**PROBLEM TO SOLVE:** Say how many lines include the word "virtual". Reply with nothing but the number.

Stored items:
━━━━━━━━

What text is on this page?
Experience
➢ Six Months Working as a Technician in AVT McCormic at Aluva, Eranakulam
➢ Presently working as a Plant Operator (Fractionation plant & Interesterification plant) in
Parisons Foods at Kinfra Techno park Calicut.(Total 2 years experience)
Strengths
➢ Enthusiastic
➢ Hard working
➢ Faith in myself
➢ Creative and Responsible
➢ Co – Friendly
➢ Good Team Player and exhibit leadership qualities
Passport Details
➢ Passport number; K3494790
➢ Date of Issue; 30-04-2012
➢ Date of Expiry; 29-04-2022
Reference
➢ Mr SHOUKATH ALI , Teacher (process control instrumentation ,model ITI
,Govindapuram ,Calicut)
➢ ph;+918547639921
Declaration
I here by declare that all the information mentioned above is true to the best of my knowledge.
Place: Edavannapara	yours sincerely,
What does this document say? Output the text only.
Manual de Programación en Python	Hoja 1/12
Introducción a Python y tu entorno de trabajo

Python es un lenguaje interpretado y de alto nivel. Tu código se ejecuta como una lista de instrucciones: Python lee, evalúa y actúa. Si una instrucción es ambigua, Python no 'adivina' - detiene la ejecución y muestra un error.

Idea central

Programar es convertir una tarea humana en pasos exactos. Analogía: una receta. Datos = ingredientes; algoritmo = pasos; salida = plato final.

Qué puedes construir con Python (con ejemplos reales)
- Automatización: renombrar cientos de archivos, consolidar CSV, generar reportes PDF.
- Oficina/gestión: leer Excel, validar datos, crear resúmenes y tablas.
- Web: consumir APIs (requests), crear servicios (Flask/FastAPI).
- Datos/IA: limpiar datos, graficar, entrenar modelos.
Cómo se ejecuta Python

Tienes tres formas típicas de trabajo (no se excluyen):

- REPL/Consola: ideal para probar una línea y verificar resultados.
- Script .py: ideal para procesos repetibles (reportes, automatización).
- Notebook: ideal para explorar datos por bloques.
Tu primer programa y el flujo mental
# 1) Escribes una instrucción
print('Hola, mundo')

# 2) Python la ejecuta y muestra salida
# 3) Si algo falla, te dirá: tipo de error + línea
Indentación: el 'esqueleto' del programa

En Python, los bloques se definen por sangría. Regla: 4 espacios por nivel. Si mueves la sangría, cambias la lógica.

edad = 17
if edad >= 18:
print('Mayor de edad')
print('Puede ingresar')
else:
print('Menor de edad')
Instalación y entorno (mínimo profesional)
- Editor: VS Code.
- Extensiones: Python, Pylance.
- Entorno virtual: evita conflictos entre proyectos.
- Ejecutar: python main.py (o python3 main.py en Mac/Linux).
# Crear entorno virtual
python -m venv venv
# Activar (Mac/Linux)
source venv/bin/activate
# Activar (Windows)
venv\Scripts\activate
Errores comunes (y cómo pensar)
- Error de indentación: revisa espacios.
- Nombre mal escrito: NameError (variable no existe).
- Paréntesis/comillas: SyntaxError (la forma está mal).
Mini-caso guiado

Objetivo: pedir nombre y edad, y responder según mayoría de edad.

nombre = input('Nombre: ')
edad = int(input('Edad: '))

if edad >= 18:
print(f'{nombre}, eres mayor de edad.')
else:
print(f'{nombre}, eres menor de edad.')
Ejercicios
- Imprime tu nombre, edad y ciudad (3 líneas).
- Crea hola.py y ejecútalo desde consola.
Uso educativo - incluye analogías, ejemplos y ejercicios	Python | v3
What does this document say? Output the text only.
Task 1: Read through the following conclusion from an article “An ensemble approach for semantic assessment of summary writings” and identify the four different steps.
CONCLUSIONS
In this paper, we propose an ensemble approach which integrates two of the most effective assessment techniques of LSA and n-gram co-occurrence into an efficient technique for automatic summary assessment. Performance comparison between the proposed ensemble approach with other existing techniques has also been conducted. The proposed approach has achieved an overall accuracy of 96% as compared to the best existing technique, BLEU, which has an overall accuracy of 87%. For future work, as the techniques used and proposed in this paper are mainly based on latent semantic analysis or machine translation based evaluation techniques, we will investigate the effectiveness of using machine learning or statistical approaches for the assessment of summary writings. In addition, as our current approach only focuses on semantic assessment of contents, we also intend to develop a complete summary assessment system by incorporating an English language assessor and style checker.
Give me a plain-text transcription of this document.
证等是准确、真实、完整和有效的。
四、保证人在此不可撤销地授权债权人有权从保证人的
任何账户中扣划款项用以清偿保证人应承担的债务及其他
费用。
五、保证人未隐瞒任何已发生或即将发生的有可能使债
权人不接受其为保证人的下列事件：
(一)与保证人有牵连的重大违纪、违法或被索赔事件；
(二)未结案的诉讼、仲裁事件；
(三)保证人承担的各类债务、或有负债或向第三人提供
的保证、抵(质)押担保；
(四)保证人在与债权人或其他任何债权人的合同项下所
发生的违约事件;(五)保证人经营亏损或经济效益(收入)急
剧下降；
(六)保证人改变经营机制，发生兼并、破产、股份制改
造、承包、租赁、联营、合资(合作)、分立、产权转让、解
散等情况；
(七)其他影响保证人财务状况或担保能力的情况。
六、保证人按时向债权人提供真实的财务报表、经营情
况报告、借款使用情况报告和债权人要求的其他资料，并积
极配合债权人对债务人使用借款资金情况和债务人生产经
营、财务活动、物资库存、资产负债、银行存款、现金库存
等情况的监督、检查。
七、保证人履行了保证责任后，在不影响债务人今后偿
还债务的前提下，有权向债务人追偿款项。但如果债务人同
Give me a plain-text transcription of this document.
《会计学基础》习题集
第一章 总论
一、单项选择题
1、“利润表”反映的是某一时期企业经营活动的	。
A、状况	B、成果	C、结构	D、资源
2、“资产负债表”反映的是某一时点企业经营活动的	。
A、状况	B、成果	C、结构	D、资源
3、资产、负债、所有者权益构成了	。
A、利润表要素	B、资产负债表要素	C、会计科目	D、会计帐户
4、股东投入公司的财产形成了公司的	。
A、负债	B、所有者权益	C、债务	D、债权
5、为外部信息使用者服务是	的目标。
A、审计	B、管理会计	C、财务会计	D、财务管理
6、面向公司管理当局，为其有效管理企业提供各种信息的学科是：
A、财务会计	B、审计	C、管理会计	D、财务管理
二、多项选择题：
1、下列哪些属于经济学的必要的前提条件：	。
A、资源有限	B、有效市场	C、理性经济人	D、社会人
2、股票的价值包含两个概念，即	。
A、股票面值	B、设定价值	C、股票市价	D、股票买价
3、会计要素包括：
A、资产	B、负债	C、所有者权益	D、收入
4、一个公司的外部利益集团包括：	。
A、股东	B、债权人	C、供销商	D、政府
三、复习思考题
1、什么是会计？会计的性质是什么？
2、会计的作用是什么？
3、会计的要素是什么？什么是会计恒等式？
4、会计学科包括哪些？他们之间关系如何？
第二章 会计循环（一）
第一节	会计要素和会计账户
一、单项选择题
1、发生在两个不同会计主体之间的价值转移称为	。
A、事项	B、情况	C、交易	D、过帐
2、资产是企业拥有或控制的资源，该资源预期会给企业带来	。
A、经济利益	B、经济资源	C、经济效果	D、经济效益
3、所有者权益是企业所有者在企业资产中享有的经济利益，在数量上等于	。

━━━━━━━━

**SOLUTION:** 2